Count how many lines in this material contain "arrow". The answer is that number alone.

━━━━━━━━━━━━━━━━━━━━━━━━━━━━━━

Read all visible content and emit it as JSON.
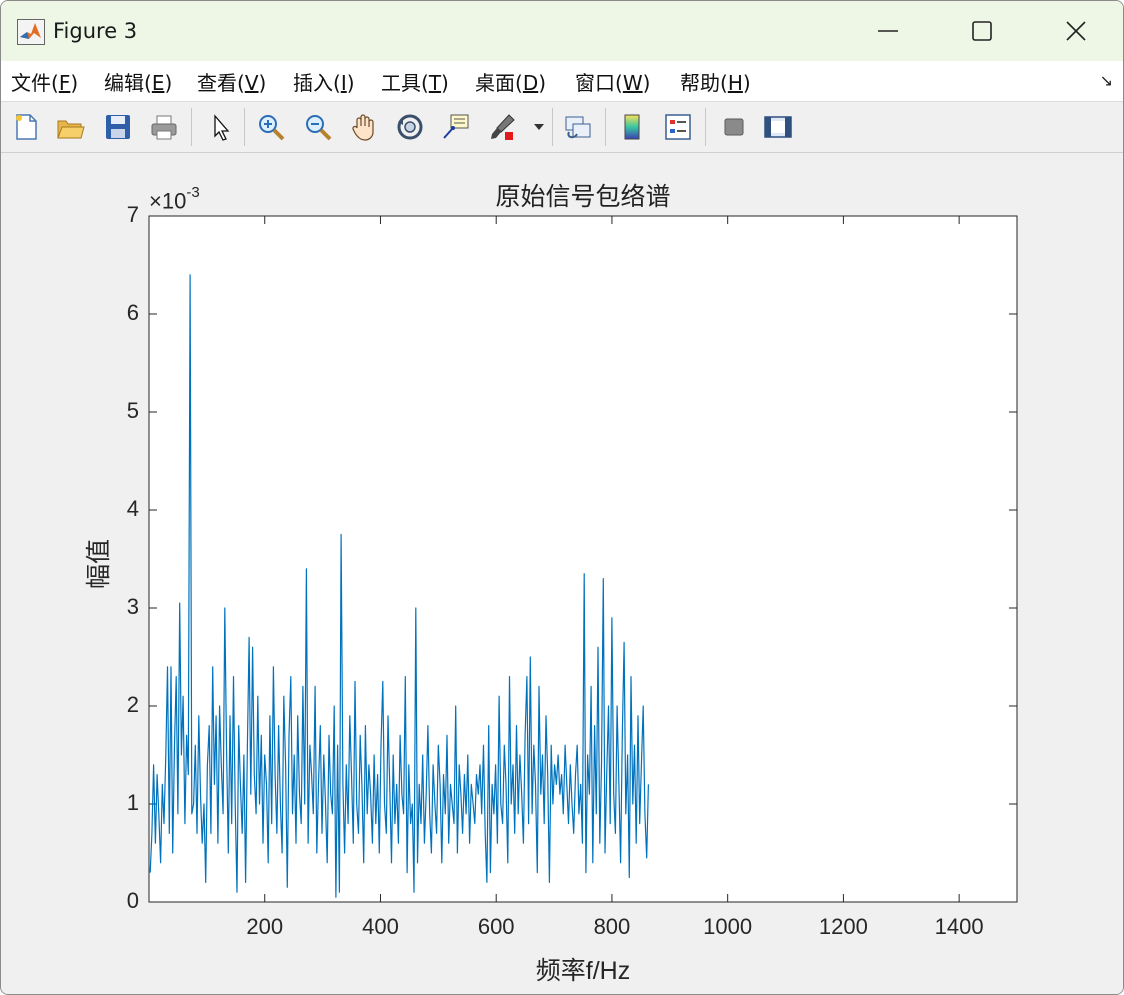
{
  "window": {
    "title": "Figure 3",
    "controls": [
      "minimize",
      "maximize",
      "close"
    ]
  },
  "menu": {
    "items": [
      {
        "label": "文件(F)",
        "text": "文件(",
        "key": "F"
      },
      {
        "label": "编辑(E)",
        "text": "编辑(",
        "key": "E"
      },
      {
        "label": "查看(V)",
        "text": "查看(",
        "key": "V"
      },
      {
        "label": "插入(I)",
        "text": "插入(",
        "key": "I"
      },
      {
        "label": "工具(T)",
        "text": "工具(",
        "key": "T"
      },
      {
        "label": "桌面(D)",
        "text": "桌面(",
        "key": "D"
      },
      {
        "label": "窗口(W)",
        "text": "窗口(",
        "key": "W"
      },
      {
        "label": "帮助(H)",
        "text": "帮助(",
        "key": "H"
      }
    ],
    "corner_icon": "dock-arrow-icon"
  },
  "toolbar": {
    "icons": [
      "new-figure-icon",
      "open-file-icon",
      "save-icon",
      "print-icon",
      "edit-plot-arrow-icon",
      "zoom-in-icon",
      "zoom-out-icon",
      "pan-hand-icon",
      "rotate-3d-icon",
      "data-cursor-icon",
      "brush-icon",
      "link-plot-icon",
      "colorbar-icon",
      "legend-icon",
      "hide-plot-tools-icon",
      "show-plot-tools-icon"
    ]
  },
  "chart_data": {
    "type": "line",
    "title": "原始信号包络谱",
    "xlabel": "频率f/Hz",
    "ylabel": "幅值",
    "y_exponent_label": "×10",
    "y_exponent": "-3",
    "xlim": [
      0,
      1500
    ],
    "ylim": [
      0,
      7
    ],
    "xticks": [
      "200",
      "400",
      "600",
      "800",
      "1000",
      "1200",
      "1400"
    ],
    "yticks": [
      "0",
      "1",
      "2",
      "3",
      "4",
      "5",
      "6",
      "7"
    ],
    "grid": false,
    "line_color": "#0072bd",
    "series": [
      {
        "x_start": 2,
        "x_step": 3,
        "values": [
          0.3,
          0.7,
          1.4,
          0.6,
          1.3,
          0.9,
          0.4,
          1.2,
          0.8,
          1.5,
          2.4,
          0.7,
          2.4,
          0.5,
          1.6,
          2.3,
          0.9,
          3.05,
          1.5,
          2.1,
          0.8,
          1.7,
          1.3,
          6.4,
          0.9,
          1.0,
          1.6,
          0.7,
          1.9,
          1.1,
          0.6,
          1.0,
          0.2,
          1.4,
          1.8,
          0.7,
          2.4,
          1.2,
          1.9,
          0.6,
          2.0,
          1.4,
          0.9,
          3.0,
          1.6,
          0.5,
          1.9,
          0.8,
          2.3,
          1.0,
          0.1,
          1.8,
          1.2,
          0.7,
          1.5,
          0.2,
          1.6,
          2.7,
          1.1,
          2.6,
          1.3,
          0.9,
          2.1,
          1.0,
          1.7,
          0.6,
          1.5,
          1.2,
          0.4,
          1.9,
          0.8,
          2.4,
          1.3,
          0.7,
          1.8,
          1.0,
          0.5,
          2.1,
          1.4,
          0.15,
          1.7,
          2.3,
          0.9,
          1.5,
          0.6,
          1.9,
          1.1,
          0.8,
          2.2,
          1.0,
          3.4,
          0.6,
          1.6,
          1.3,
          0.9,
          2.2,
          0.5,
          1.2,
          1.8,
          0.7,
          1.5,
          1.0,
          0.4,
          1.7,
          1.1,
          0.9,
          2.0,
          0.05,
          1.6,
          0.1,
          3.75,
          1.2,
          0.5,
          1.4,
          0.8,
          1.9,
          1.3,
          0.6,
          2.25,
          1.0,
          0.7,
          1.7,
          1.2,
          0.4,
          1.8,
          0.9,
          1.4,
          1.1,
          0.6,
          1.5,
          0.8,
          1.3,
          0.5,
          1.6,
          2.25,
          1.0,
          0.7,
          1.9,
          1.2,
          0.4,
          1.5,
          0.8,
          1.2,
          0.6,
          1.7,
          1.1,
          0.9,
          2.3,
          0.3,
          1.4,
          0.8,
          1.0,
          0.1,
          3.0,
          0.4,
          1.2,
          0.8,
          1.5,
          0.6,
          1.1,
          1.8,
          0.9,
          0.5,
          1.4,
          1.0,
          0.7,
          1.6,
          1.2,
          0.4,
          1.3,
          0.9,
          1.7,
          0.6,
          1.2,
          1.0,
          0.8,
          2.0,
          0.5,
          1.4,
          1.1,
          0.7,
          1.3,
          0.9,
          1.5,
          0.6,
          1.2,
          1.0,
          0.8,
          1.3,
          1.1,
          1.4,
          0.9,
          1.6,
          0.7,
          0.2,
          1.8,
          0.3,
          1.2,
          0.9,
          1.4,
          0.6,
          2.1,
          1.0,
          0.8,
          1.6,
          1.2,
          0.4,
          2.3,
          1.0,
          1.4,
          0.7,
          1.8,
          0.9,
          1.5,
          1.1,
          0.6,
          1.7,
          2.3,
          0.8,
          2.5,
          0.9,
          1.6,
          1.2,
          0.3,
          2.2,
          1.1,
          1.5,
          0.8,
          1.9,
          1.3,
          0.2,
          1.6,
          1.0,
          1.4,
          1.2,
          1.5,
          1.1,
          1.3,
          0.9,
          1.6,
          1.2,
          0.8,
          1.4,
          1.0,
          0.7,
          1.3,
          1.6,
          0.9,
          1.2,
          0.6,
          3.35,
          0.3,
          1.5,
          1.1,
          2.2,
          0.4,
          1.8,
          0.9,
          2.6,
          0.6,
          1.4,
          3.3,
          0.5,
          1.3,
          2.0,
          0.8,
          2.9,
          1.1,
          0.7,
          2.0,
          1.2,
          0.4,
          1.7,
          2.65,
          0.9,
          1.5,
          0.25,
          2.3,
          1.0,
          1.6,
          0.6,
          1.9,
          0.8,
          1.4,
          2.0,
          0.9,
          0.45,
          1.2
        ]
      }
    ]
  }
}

━━━━━━━━━━━━━━━━━━━━━━━━━━━━━━

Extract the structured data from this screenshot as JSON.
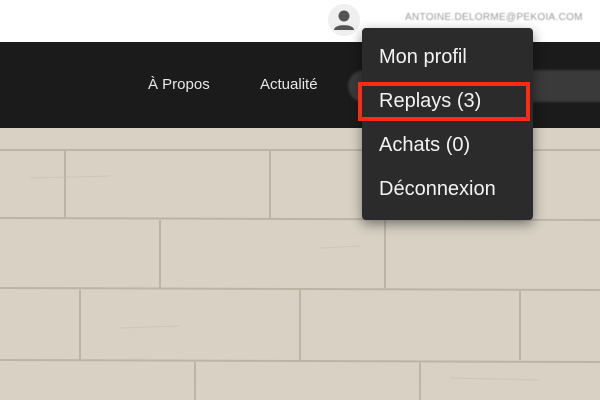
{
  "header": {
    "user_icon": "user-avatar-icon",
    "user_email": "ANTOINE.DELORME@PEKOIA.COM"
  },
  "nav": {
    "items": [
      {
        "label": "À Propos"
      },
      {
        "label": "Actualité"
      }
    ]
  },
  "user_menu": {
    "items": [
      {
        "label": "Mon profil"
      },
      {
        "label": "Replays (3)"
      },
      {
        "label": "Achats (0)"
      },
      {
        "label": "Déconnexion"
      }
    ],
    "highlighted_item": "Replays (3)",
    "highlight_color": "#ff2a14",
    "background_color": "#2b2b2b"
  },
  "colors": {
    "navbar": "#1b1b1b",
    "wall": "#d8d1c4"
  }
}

━━━━━━━━━━━━━━━━━━━━━━━━━━━━━━

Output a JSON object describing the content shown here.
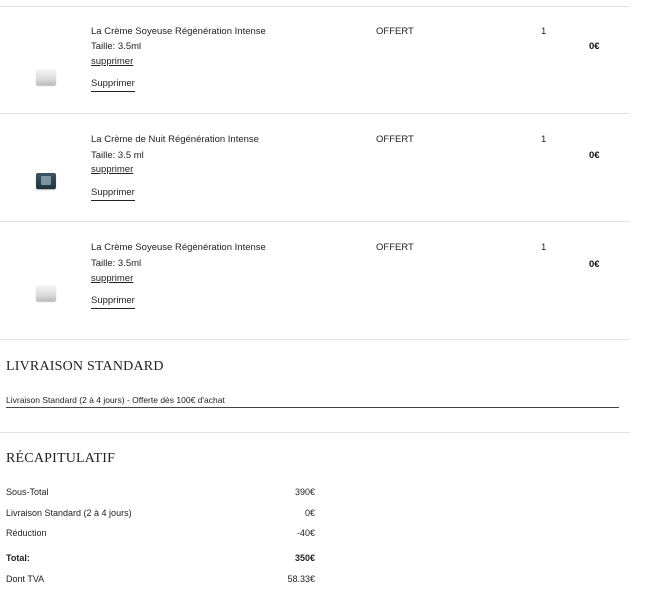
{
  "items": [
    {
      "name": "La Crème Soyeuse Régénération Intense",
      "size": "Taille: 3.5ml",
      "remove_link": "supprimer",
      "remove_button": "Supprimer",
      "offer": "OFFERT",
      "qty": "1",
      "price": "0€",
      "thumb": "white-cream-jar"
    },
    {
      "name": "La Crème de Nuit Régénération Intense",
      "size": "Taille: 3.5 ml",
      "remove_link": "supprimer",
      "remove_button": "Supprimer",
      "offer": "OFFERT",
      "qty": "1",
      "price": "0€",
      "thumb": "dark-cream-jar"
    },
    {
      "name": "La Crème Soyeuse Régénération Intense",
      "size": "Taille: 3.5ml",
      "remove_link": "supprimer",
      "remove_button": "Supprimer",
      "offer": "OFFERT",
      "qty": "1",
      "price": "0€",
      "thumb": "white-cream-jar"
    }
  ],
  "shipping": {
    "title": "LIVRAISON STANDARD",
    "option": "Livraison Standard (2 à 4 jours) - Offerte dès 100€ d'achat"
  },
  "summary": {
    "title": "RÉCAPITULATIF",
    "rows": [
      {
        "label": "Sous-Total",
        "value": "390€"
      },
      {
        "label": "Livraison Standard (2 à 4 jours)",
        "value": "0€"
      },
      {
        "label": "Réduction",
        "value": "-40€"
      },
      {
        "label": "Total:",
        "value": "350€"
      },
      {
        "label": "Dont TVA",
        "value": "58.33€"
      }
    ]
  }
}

━━━━━━━━━━━━━━━━━━━━━━━━━━━━━━

Answer to the task: 2